_Short problem:_ For the listing underneath, give the count of lines containing the string "refrigerant" and nothing further.
┌─ Supplied records
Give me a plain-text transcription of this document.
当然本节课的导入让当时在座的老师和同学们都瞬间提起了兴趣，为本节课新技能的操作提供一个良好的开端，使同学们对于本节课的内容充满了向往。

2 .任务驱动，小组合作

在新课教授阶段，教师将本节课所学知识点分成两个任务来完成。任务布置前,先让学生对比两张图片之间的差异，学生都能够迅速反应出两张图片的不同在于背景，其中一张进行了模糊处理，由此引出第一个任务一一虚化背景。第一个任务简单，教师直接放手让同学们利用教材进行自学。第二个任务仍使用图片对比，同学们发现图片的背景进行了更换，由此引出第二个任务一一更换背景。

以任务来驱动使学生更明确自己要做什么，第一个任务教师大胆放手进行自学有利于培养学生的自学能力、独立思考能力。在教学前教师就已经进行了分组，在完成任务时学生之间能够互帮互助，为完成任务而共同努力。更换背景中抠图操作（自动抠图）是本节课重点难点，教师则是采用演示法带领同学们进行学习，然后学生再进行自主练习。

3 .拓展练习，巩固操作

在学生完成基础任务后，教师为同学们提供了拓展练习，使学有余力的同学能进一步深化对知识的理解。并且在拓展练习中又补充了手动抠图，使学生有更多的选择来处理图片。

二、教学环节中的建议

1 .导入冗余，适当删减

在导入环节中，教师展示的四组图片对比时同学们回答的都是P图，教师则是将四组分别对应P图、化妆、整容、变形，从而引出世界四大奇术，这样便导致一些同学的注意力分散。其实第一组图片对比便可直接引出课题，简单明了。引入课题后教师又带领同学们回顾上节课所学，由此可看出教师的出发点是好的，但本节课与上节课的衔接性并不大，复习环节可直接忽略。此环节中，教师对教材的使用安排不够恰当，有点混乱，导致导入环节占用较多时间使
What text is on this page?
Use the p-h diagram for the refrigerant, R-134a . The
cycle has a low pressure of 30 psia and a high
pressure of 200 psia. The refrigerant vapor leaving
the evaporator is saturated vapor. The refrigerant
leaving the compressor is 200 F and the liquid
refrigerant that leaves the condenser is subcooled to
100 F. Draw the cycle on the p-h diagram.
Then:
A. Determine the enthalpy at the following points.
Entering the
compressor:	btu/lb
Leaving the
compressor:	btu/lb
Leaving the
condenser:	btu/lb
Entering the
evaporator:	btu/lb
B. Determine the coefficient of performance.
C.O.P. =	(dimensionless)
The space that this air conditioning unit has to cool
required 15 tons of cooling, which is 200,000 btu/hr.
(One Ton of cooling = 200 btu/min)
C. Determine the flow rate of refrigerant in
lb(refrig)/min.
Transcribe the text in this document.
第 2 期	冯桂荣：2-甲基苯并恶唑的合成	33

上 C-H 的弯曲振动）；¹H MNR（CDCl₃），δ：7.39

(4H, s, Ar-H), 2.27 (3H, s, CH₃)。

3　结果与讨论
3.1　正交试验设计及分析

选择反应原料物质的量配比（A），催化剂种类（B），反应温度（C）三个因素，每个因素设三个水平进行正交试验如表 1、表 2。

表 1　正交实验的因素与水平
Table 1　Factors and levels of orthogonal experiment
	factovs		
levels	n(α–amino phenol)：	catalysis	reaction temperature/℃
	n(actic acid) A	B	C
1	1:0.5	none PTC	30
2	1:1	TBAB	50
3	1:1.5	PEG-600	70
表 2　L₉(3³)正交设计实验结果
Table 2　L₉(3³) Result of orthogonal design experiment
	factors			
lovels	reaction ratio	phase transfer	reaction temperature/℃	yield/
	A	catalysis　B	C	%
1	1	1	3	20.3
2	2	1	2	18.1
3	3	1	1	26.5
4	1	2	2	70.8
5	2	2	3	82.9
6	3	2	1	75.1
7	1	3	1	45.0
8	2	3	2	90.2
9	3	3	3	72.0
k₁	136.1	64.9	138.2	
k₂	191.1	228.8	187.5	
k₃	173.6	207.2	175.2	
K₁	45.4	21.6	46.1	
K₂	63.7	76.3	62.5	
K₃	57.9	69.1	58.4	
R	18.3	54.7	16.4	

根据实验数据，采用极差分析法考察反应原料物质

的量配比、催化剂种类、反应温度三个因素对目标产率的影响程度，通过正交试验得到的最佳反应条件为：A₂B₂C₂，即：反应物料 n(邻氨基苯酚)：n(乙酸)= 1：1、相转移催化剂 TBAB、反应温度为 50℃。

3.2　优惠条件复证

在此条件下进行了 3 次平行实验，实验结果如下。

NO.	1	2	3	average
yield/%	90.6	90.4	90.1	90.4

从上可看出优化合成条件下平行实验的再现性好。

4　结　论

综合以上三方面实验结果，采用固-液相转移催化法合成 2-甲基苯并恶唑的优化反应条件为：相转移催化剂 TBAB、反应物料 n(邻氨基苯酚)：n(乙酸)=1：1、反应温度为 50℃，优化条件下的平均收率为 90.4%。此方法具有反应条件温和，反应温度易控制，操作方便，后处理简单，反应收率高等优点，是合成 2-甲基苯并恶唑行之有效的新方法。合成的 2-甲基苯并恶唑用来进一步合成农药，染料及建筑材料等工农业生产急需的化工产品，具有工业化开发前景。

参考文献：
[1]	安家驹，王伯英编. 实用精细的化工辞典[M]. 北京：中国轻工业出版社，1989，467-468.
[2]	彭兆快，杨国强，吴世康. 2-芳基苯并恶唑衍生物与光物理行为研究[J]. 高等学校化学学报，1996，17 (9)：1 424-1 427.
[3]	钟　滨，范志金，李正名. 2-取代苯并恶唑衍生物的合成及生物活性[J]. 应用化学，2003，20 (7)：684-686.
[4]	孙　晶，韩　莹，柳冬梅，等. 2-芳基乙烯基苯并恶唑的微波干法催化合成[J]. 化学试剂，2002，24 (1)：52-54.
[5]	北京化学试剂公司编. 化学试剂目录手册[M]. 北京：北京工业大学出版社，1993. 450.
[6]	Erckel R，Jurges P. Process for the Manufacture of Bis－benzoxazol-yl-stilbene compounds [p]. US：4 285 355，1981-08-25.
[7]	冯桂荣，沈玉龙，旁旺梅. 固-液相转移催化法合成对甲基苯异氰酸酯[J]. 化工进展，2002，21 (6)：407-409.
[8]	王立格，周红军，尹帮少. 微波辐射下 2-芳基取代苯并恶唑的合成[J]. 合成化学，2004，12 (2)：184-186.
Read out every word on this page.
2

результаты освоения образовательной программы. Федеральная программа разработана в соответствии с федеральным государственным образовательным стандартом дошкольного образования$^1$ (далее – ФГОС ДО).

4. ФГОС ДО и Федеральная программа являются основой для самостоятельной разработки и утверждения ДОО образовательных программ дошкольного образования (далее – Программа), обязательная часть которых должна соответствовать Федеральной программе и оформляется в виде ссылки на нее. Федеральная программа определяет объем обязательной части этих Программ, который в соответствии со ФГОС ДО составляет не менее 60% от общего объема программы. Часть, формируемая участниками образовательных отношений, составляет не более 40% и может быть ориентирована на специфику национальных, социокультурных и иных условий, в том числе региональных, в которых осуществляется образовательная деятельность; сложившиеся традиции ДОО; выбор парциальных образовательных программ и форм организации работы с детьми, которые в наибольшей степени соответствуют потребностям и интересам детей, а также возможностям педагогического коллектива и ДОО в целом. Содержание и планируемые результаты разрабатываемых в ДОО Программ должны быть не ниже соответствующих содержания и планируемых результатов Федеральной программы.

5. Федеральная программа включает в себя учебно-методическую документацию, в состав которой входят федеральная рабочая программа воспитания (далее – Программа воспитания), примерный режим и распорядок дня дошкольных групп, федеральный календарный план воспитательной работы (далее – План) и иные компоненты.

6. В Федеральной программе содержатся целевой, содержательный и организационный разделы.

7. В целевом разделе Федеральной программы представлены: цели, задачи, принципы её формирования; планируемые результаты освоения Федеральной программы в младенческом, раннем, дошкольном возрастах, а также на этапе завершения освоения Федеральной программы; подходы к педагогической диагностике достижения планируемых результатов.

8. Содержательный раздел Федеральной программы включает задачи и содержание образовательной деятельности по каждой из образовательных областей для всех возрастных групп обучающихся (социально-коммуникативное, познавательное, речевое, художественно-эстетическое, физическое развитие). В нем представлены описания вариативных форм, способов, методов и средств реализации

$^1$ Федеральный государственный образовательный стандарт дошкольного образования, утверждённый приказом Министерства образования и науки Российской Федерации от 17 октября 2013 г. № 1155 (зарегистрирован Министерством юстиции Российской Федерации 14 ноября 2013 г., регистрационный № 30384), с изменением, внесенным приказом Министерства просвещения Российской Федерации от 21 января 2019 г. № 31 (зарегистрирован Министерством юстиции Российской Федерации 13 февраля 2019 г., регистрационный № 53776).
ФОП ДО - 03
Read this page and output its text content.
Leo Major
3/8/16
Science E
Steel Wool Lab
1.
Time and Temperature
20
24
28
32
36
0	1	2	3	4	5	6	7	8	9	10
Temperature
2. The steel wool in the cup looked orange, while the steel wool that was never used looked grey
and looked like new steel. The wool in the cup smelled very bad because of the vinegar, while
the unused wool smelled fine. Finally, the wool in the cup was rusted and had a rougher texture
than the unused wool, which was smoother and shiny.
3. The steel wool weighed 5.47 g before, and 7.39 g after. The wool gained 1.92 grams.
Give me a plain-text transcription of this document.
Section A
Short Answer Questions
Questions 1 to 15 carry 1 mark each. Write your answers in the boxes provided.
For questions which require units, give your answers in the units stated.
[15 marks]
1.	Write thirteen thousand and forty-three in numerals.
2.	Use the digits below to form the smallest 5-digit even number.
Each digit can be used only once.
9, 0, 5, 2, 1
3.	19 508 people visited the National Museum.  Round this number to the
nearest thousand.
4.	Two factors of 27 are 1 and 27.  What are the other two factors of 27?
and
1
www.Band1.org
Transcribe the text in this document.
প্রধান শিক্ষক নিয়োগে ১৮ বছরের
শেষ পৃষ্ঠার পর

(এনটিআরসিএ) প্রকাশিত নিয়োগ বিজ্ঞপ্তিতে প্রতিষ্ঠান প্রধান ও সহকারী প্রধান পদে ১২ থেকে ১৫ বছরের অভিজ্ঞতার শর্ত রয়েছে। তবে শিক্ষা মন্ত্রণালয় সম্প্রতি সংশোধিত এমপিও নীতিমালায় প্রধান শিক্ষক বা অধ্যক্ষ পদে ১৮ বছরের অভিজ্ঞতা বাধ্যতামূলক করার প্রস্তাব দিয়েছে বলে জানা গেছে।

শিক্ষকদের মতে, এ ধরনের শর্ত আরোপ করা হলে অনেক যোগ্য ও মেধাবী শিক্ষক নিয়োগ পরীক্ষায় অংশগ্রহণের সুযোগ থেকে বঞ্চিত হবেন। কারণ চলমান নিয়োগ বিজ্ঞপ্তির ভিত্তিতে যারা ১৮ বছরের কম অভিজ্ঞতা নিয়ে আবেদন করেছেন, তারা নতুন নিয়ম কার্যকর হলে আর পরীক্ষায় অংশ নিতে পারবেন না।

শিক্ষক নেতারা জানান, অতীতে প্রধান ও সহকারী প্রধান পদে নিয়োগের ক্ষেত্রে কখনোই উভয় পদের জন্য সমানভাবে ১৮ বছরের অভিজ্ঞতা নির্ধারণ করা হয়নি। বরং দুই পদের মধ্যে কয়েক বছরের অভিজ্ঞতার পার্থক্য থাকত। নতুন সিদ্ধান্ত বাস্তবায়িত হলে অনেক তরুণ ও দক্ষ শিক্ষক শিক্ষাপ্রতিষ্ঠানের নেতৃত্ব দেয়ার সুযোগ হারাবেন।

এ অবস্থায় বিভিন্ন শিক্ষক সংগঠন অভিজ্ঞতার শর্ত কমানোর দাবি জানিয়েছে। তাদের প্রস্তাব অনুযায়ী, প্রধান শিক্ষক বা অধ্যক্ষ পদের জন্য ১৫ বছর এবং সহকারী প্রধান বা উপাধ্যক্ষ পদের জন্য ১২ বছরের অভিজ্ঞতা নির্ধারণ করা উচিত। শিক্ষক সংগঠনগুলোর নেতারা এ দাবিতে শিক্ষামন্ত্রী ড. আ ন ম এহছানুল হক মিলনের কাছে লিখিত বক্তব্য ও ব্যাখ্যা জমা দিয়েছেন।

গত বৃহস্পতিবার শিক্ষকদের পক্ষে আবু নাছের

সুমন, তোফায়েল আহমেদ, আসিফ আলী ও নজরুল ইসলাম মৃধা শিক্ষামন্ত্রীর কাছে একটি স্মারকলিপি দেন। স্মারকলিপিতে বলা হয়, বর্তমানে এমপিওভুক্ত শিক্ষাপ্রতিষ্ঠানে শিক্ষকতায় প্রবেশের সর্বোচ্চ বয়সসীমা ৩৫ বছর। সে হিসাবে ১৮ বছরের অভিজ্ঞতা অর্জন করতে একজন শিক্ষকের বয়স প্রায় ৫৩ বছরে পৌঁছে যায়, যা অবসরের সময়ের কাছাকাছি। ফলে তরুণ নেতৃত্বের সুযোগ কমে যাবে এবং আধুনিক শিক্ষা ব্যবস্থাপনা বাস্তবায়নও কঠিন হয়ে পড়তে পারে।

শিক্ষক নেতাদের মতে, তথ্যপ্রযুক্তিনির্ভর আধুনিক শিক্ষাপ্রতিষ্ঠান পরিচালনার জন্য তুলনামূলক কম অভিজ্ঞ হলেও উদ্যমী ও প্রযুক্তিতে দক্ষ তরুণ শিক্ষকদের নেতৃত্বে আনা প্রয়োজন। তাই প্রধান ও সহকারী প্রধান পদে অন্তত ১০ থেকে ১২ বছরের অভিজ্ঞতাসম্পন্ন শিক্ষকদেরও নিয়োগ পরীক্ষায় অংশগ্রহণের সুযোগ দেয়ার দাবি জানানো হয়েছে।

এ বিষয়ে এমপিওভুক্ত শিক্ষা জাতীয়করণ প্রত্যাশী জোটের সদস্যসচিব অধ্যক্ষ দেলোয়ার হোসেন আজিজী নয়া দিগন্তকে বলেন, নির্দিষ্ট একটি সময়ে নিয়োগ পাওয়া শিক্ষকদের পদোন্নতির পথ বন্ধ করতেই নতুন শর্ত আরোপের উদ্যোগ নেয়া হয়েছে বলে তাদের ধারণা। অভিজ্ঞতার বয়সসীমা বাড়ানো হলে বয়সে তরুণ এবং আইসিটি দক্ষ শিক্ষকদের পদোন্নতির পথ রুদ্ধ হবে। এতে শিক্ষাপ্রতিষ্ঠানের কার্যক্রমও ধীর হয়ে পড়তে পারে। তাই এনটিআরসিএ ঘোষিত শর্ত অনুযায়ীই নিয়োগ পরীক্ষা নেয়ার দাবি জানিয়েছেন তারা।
└─
_Answer to this exercise:_ 5